▸ Exercise details
Counting only lines that hold "Lordo", give the total and nothing more.

▸ Dataset rows
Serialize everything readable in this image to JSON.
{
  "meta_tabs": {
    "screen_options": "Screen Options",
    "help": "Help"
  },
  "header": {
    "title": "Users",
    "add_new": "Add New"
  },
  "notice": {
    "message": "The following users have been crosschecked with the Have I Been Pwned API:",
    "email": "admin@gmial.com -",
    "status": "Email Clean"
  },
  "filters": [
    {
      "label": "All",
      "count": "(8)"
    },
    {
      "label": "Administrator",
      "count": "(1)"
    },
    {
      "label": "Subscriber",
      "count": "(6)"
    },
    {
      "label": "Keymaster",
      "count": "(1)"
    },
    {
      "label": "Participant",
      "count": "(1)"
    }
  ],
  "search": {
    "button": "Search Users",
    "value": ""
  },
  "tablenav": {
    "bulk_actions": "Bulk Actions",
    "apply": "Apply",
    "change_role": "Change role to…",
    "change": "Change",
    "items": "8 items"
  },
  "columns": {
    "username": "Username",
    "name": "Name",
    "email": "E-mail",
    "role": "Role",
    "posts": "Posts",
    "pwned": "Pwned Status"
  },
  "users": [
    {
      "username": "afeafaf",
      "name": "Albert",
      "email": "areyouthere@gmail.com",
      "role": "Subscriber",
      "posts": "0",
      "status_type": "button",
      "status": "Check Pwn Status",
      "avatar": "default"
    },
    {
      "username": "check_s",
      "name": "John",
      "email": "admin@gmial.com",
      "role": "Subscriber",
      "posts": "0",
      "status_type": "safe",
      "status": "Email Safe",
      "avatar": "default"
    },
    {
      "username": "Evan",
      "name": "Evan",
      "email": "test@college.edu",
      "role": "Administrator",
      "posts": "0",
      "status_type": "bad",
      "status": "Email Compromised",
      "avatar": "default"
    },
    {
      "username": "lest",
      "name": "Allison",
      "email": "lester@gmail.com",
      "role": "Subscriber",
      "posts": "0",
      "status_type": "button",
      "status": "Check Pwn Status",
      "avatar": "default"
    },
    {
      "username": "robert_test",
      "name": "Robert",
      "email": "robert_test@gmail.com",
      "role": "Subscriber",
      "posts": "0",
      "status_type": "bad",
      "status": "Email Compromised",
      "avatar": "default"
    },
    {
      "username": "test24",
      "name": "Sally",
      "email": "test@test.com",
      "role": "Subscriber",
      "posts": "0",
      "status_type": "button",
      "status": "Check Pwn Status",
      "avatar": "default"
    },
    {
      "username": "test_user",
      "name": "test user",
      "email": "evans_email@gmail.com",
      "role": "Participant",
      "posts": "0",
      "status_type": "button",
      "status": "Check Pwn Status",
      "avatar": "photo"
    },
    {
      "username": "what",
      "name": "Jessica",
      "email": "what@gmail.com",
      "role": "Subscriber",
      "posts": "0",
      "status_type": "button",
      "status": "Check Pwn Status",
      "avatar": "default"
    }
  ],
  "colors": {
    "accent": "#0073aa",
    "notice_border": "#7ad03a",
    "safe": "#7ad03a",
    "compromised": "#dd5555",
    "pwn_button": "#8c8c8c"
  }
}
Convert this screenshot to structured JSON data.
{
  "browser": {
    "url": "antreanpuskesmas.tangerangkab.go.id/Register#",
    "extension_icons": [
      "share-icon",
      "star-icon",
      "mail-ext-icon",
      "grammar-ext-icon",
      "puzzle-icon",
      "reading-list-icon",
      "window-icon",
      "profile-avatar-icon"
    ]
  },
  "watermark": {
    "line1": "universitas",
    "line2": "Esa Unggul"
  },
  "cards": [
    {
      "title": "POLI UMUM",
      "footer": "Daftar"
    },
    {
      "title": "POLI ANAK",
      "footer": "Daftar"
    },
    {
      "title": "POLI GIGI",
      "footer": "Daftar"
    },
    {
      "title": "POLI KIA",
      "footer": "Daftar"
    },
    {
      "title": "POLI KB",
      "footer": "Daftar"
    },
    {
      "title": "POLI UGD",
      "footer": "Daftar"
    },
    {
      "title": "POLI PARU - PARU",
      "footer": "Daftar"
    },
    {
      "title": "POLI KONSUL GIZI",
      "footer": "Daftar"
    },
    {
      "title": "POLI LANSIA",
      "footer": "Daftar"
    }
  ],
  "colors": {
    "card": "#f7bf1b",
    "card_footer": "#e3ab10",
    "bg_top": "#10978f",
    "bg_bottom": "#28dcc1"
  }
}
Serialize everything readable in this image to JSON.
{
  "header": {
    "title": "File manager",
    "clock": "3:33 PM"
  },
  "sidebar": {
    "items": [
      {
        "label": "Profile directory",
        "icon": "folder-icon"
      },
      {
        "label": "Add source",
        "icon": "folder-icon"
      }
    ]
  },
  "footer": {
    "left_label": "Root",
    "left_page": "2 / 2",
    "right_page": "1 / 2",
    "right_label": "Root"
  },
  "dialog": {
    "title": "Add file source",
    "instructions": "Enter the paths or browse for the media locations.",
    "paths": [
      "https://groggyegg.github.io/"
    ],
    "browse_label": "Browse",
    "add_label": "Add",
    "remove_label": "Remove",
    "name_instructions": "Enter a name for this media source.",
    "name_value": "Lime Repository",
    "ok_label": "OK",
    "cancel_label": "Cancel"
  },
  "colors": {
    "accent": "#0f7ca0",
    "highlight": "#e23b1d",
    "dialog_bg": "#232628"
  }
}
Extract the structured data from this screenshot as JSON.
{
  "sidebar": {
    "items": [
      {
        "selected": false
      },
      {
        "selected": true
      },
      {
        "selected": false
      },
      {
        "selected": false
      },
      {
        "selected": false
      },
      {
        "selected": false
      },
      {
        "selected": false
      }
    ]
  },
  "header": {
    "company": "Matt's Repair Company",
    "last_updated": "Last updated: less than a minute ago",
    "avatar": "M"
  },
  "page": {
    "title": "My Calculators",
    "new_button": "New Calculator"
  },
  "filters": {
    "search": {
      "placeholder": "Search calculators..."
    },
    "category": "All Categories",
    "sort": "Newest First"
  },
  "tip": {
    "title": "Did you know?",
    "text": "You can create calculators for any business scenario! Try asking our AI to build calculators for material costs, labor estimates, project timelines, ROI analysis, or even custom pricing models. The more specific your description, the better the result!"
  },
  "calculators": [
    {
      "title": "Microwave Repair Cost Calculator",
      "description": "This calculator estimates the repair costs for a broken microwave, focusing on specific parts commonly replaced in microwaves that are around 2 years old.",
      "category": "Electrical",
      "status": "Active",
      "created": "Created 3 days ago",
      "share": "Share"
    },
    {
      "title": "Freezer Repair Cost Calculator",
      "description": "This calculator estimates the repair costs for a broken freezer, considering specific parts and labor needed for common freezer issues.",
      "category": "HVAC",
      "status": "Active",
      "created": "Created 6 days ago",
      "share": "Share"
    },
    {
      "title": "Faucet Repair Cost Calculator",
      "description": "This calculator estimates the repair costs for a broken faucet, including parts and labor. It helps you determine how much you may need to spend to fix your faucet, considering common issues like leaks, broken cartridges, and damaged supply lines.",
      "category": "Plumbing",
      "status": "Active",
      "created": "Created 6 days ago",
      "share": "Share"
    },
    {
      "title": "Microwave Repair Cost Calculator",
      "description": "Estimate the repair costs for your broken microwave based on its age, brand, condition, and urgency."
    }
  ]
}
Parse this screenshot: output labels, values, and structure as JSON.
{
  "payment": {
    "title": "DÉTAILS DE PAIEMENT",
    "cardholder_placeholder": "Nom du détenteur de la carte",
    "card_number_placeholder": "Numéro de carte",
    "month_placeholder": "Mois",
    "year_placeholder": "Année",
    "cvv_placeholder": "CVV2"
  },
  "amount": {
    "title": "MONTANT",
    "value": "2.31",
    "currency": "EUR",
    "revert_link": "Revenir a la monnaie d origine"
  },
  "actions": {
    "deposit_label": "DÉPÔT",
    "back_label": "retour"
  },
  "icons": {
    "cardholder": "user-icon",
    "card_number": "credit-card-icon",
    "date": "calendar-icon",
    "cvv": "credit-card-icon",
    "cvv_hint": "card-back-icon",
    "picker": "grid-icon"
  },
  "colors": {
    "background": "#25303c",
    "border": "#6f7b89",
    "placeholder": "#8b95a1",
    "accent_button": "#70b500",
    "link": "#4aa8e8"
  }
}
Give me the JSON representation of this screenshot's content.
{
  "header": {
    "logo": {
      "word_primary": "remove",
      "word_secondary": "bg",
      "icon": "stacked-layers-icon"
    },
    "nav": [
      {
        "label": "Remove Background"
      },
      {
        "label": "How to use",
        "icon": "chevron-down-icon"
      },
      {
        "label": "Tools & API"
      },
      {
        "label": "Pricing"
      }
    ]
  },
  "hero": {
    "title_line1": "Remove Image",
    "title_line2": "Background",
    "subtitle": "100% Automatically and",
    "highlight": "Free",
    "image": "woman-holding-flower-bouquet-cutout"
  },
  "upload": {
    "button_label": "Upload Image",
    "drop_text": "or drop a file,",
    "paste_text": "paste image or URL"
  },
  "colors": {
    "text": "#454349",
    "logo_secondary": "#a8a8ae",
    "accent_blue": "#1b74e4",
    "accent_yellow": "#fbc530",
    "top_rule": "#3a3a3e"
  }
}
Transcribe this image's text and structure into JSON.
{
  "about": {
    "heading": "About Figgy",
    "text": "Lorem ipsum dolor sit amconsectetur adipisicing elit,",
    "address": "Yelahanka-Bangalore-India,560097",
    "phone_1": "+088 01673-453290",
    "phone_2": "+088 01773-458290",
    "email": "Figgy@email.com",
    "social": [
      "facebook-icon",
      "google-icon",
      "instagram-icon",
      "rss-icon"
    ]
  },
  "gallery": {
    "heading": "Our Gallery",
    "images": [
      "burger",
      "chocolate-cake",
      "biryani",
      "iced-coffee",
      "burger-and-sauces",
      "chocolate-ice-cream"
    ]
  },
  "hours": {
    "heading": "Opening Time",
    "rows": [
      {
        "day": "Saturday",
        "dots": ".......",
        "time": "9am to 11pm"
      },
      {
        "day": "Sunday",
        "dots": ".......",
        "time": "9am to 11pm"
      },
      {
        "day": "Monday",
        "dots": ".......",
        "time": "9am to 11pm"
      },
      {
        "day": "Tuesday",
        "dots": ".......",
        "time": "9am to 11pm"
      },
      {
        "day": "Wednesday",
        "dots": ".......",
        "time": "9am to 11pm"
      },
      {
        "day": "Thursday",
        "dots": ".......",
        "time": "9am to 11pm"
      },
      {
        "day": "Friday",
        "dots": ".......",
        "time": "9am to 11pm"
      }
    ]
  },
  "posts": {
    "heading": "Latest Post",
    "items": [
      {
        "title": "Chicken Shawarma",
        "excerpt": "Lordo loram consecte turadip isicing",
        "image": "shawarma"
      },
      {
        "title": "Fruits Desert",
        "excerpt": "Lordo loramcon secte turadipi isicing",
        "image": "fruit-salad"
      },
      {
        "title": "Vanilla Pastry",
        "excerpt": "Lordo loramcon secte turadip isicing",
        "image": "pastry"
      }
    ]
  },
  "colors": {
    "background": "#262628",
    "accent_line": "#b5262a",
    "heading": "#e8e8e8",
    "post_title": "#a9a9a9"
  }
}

▸ Solution
3